* **REQUIREMENT**
From the listing below, count the lines where the string "погибших" occurs. Give the number, with no other words.

Saved entries:
>> begin
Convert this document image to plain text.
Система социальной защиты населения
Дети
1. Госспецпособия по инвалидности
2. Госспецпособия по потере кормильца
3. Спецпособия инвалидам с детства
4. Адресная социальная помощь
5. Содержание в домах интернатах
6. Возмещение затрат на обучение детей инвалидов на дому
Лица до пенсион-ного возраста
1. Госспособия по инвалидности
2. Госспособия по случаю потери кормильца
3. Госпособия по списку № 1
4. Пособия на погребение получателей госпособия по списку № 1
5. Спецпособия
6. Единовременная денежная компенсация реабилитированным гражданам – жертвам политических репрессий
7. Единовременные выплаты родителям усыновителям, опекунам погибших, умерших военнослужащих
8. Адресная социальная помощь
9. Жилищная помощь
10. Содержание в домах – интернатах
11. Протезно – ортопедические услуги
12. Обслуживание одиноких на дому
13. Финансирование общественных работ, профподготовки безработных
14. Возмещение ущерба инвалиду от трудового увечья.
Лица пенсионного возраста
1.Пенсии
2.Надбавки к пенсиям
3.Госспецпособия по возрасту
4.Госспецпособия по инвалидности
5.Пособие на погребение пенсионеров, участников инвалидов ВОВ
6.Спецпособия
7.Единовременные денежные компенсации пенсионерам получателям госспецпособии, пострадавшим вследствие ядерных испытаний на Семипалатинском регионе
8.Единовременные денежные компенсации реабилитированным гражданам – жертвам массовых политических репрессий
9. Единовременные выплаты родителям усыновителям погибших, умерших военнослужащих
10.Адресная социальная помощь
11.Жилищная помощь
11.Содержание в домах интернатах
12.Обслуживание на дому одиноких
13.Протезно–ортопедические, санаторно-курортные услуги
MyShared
>> end
* **RESPONSE TO THIS TASK**
2